(EXERCISE AIM):
Extract each line holding the word "frac" from the entries.

>>>

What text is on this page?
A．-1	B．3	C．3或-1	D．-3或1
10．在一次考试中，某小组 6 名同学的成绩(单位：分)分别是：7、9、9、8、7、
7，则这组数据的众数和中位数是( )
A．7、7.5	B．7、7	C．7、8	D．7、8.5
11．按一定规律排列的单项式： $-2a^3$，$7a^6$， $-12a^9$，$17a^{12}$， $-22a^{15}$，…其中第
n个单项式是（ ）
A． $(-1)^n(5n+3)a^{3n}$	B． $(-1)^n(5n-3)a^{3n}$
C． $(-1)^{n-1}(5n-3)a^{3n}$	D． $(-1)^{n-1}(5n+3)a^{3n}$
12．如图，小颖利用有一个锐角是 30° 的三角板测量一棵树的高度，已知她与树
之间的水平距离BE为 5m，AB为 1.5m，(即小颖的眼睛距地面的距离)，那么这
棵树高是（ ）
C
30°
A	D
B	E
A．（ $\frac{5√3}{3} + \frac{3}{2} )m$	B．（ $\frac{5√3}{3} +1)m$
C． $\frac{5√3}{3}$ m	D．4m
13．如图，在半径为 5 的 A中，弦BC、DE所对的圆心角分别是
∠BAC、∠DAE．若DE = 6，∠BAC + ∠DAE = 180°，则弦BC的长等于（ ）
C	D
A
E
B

<<<

(EXERCISE ANSWER):
A．（ $\frac{5√3}{3} + \frac{3}{2} )m$	B．（ $\frac{5√3}{3} +1)m$
C． $\frac{5√3}{3}$ m	D．4m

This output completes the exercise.